» WHAT THIS TASK INVOLVES
The listing below is to be output in its exact form.

───── EXERCISE INPUT

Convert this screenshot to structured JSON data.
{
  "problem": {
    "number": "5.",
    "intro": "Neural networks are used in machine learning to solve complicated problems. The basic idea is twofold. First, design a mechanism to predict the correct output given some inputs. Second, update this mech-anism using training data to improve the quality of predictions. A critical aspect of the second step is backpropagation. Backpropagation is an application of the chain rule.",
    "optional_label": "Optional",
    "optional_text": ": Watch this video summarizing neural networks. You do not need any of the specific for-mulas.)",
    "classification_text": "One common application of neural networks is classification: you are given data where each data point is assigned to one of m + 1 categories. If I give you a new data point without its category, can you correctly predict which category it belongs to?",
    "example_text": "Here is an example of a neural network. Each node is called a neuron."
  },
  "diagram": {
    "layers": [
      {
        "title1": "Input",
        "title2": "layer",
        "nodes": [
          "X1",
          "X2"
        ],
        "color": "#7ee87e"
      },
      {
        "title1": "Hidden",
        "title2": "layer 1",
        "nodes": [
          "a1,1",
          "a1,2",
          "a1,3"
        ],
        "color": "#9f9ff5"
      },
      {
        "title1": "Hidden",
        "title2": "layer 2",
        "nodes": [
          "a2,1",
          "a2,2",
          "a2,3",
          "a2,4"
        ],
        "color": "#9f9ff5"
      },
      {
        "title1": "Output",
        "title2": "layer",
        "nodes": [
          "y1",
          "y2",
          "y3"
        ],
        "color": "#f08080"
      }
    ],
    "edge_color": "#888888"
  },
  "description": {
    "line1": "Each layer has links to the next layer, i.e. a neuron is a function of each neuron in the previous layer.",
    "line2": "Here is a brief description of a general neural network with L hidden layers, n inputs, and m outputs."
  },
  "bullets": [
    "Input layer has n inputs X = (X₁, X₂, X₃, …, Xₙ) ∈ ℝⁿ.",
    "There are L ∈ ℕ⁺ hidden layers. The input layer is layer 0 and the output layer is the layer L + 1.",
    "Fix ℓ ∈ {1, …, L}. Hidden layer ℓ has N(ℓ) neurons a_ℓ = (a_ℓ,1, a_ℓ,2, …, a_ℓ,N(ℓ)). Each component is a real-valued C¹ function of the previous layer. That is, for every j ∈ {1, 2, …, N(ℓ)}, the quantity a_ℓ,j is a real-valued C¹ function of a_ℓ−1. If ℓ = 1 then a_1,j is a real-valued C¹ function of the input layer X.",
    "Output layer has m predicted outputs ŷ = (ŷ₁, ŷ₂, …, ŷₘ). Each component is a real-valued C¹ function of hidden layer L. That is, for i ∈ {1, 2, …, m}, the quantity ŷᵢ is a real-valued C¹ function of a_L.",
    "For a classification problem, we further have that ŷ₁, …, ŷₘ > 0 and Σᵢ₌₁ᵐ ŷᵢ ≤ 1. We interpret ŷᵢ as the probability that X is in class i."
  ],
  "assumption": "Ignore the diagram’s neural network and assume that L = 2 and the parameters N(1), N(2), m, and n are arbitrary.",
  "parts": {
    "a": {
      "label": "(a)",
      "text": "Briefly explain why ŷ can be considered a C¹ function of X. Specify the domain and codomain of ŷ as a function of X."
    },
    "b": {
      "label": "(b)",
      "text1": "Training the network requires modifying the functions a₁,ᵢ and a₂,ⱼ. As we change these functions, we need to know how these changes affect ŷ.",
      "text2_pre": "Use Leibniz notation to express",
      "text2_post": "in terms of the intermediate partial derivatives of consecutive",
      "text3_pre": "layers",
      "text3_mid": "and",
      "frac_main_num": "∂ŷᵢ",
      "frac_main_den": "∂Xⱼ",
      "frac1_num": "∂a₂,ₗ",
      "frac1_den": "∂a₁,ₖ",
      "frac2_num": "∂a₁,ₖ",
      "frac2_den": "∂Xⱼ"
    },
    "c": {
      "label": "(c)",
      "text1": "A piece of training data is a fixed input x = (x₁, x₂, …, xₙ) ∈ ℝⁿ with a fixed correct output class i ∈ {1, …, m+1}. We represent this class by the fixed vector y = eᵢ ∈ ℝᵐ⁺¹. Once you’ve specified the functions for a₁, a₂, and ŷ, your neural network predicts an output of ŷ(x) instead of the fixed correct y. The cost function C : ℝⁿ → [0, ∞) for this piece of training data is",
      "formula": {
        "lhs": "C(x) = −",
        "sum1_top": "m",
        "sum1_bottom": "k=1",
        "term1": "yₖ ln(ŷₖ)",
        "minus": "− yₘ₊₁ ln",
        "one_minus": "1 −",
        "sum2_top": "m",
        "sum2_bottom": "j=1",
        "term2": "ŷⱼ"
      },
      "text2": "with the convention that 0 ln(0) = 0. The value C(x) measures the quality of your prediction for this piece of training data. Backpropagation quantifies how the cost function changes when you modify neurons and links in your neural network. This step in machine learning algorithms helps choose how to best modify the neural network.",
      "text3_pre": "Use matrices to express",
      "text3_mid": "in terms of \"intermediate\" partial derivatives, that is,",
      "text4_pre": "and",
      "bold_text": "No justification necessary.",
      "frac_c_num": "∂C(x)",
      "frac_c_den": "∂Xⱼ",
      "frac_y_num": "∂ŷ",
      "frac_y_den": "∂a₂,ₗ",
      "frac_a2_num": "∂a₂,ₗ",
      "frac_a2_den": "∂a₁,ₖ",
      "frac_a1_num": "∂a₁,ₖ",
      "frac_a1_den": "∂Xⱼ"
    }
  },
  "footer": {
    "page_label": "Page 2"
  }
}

──────────

» RESULT
Convert this screenshot to structured JSON data.
{
  "problem": {
    "number": "5.",
    "intro": "Neural networks are used in machine learning to solve complicated problems. The basic idea is twofold. First, design a mechanism to predict the correct output given some inputs. Second, update this mech-anism using training data to improve the quality of predictions. A critical aspect of the second step is backpropagation. Backpropagation is an application of the chain rule.",
    "optional_label": "Optional",
    "optional_text": ": Watch this video summarizing neural networks. You do not need any of the specific for-mulas.)",
    "classification_text": "One common application of neural networks is classification: you are given data where each data point is assigned to one of m + 1 categories. If I give you a new data point without its category, can you correctly predict which category it belongs to?",
    "example_text": "Here is an example of a neural network. Each node is called a neuron."
  },
  "diagram": {
    "layers": [
      {
        "title1": "Input",
        "title2": "layer",
        "nodes": [
          "X1",
          "X2"
        ],
        "color": "#7ee87e"
      },
      {
        "title1": "Hidden",
        "title2": "layer 1",
        "nodes": [
          "a1,1",
          "a1,2",
          "a1,3"
        ],
        "color": "#9f9ff5"
      },
      {
        "title1": "Hidden",
        "title2": "layer 2",
        "nodes": [
          "a2,1",
          "a2,2",
          "a2,3",
          "a2,4"
        ],
        "color": "#9f9ff5"
      },
      {
        "title1": "Output",
        "title2": "layer",
        "nodes": [
          "y1",
          "y2",
          "y3"
        ],
        "color": "#f08080"
      }
    ],
    "edge_color": "#888888"
  },
  "description": {
    "line1": "Each layer has links to the next layer, i.e. a neuron is a function of each neuron in the previous layer.",
    "line2": "Here is a brief description of a general neural network with L hidden layers, n inputs, and m outputs."
  },
  "bullets": [
    "Input layer has n inputs X = (X₁, X₂, X₃, …, Xₙ) ∈ ℝⁿ.",
    "There are L ∈ ℕ⁺ hidden layers. The input layer is layer 0 and the output layer is the layer L + 1.",
    "Fix ℓ ∈ {1, …, L}. Hidden layer ℓ has N(ℓ) neurons a_ℓ = (a_ℓ,1, a_ℓ,2, …, a_ℓ,N(ℓ)). Each component is a real-valued C¹ function of the previous layer. That is, for every j ∈ {1, 2, …, N(ℓ)}, the quantity a_ℓ,j is a real-valued C¹ function of a_ℓ−1. If ℓ = 1 then a_1,j is a real-valued C¹ function of the input layer X.",
    "Output layer has m predicted outputs ŷ = (ŷ₁, ŷ₂, …, ŷₘ). Each component is a real-valued C¹ function of hidden layer L. That is, for i ∈ {1, 2, …, m}, the quantity ŷᵢ is a real-valued C¹ function of a_L.",
    "For a classification problem, we further have that ŷ₁, …, ŷₘ > 0 and Σᵢ₌₁ᵐ ŷᵢ ≤ 1. We interpret ŷᵢ as the probability that X is in class i."
  ],
  "assumption": "Ignore the diagram’s neural network and assume that L = 2 and the parameters N(1), N(2), m, and n are arbitrary.",
  "parts": {
    "a": {
      "label": "(a)",
      "text": "Briefly explain why ŷ can be considered a C¹ function of X. Specify the domain and codomain of ŷ as a function of X."
    },
    "b": {
      "label": "(b)",
      "text1": "Training the network requires modifying the functions a₁,ᵢ and a₂,ⱼ. As we change these functions, we need to know how these changes affect ŷ.",
      "text2_pre": "Use Leibniz notation to express",
      "text2_post": "in terms of the intermediate partial derivatives of consecutive",
      "text3_pre": "layers",
      "text3_mid": "and",
      "frac_main_num": "∂ŷᵢ",
      "frac_main_den": "∂Xⱼ",
      "frac1_num": "∂a₂,ₗ",
      "frac1_den": "∂a₁,ₖ",
      "frac2_num": "∂a₁,ₖ",
      "frac2_den": "∂Xⱼ"
    },
    "c": {
      "label": "(c)",
      "text1": "A piece of training data is a fixed input x = (x₁, x₂, …, xₙ) ∈ ℝⁿ with a fixed correct output class i ∈ {1, …, m+1}. We represent this class by the fixed vector y = eᵢ ∈ ℝᵐ⁺¹. Once you’ve specified the functions for a₁, a₂, and ŷ, your neural network predicts an output of ŷ(x) instead of the fixed correct y. The cost function C : ℝⁿ → [0, ∞) for this piece of training data is",
      "formula": {
        "lhs": "C(x) = −",
        "sum1_top": "m",
        "sum1_bottom": "k=1",
        "term1": "yₖ ln(ŷₖ)",
        "minus": "− yₘ₊₁ ln",
        "one_minus": "1 −",
        "sum2_top": "m",
        "sum2_bottom": "j=1",
        "term2": "ŷⱼ"
      },
      "text2": "with the convention that 0 ln(0) = 0. The value C(x) measures the quality of your prediction for this piece of training data. Backpropagation quantifies how the cost function changes when you modify neurons and links in your neural network. This step in machine learning algorithms helps choose how to best modify the neural network.",
      "text3_pre": "Use matrices to express",
      "text3_mid": "in terms of \"intermediate\" partial derivatives, that is,",
      "text4_pre": "and",
      "bold_text": "No justification necessary.",
      "frac_c_num": "∂C(x)",
      "frac_c_den": "∂Xⱼ",
      "frac_y_num": "∂ŷ",
      "frac_y_den": "∂a₂,ₗ",
      "frac_a2_num": "∂a₂,ₗ",
      "frac_a2_den": "∂a₁,ₖ",
      "frac_a1_num": "∂a₁,ₖ",
      "frac_a1_den": "∂Xⱼ"
    }
  },
  "footer": {
    "page_label": "Page 2"
  }
}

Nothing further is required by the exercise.